EXERCISE DETAILS. Gather every line of the entries that includes the word "Oficina".

EXERCISE DATA.
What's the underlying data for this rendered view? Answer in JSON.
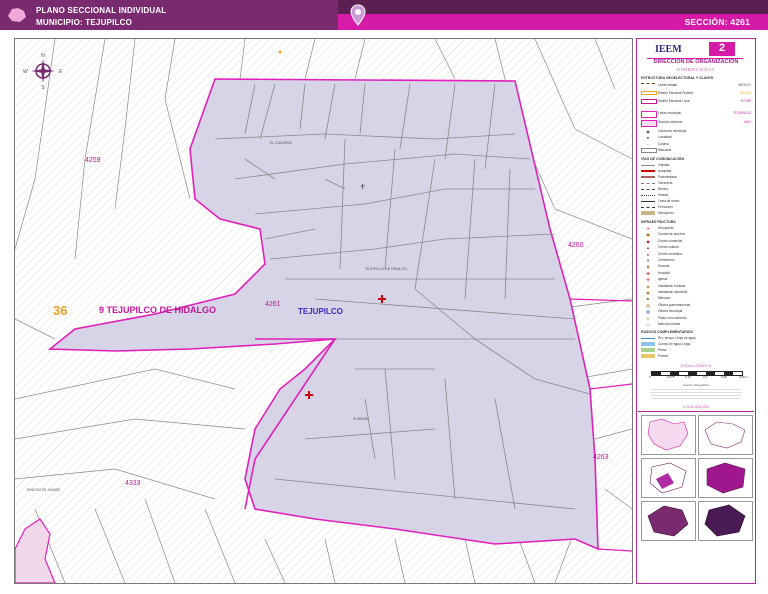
{
  "header": {
    "title": "PLANO SECCIONAL INDIVIDUAL",
    "municipio": "MUNICIPIO: TEJUPILCO",
    "seccion": "SECCIÓN: 4261"
  },
  "compass": {
    "n": "N",
    "s": "S",
    "e": "E",
    "w": "W"
  },
  "map": {
    "labels": {
      "section_main": "4261",
      "section_n_w": "4259",
      "section_e": "4260",
      "section_se": "4263",
      "section_sw": "4333",
      "district_number": "36",
      "district_name": "9 TEJUPILCO DE HIDALGO",
      "locality": "TEJUPILCO",
      "colonia_calvario": "EL CALVARIO",
      "colonia_centro": "TEJUPILCO DE HIDALGO",
      "colonia_sur": "SUSENIN",
      "rincon": "RINCON DE JAIMES"
    }
  },
  "legend": {
    "org_logo": "IEEM",
    "org_title": "DIRECCIÓN DE ORGANIZACIÓN",
    "simbologia": "SIMBOLOGÍA",
    "estructura_title": "ESTRUCTURA GEOELECTORAL Y CLAVES",
    "estructura": [
      {
        "label": "Límite estatal",
        "value": "MÉXICO"
      },
      {
        "label": "Distrito Electoral Federal",
        "value": "36 ZGA"
      },
      {
        "label": "Distrito Electoral Local",
        "value": "9 CHPI"
      },
      {
        "label": "Límite municipal",
        "value": "TEJUPILCO"
      },
      {
        "label": "Sección electoral",
        "value": "4261"
      },
      {
        "label": "Cabecera municipal",
        "value": ""
      },
      {
        "label": "Localidad",
        "value": ""
      },
      {
        "label": "Colonia",
        "value": ""
      },
      {
        "label": "Manzana",
        "value": ""
      }
    ],
    "vias_title": "VÍAS DE COMUNICACIÓN",
    "vias": [
      "Vialidad",
      "Autopista",
      "Pavimentada",
      "Terracería",
      "Brecha",
      "Vereda",
      "Línea de metro",
      "Ferrocarril",
      "Mexipuerto"
    ],
    "infra_title": "INFRAESTRUCTURA",
    "infra": [
      "Aeropuerto",
      "Central de autobús",
      "Centro comercial",
      "Centro cultural",
      "Centro recreativo",
      "Cementerio",
      "Escuela",
      "Hospital",
      "Iglesia",
      "Instalación turística",
      "Instalación deportiva",
      "Mercado",
      "Oficina gubernamental",
      "Oficina municipal",
      "Plaza o monumento",
      "Mancha urbana"
    ],
    "rasgos_title": "RASGOS COMPLEMENTARIOS",
    "rasgos": [
      "Río, arroyo o flujo de agua",
      "Cuerpo de agua o lago",
      "Presa",
      "Puente"
    ],
    "escala_title": "ESCALA GRÁFICA",
    "escala_ticks": [
      "0",
      "0.075",
      "0.15",
      "0.3",
      "0.45",
      "0.6"
    ],
    "escala_unit": "Km",
    "notas": "Fuente cartográfica",
    "ubicacion_title": "LOCALIZACIÓN"
  },
  "colors": {
    "header_dark": "#5c1f52",
    "header_mid": "#7a2a6e",
    "header_bright": "#d61aa8",
    "section_fill": "#d6d4e6",
    "boundary": "#e020b8",
    "label_magenta": "#c0189a",
    "label_orange": "#e8a21b",
    "label_blue": "#3a2acc"
  }
}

COMPLETE ANSWER.
      "Oficina gubernamental",
      "Oficina municipal",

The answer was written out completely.